Your objective
Among the records, find the lines that hold the string "Compound" and return them.

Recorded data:
== Segment start ==
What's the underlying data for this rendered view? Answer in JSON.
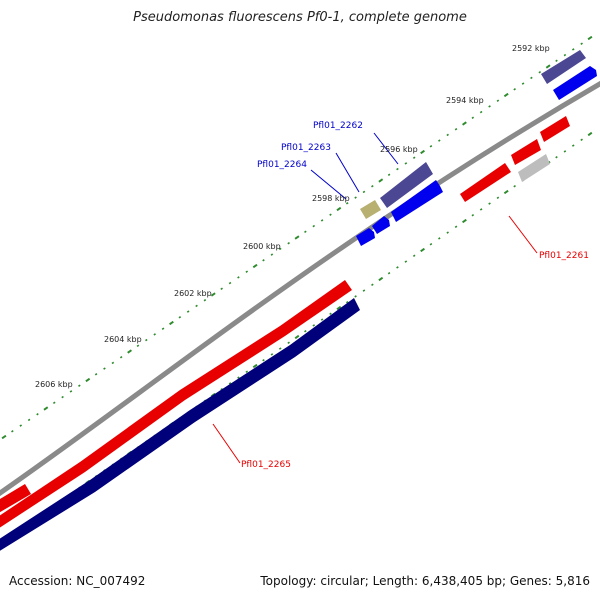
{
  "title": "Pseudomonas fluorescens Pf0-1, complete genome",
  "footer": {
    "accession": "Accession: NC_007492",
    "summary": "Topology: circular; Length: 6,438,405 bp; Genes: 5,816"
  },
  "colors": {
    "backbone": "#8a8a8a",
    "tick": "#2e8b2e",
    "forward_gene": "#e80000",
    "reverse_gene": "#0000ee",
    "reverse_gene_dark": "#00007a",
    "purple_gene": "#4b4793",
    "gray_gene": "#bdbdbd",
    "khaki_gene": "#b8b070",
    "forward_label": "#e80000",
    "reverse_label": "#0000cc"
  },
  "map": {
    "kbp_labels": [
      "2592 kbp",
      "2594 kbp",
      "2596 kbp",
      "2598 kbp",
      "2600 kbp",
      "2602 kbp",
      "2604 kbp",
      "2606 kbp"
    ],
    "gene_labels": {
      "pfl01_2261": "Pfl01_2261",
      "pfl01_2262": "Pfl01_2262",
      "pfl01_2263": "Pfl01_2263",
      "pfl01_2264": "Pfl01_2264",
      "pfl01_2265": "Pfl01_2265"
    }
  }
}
== Segment end ==
== Segment start ==
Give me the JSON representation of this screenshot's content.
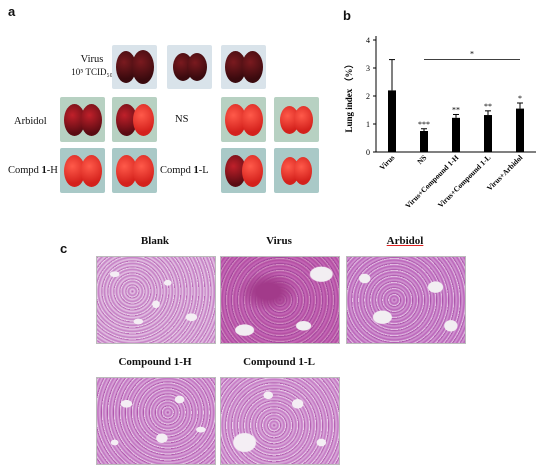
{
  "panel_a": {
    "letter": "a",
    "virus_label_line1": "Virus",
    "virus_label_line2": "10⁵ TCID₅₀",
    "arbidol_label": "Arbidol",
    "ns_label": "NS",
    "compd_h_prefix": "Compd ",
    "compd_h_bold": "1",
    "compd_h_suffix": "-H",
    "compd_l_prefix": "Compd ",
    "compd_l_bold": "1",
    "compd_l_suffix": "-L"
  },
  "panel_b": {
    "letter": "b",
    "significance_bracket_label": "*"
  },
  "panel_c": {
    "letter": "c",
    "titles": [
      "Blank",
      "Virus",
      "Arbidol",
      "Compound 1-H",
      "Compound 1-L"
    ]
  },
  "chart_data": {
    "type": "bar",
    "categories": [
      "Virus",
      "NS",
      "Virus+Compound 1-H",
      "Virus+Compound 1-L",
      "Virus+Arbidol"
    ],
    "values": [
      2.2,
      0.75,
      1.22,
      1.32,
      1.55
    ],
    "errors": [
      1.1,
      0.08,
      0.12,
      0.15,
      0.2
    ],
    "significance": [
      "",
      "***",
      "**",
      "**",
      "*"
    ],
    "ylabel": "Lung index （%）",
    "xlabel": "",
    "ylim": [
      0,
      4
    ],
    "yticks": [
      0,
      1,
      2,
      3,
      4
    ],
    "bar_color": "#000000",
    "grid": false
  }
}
== Segment end ==
Result
      "Compound 1-H",
      "Compound 1-L"
      "Virus+Compound 1-H",
      "Virus+Compound 1-L",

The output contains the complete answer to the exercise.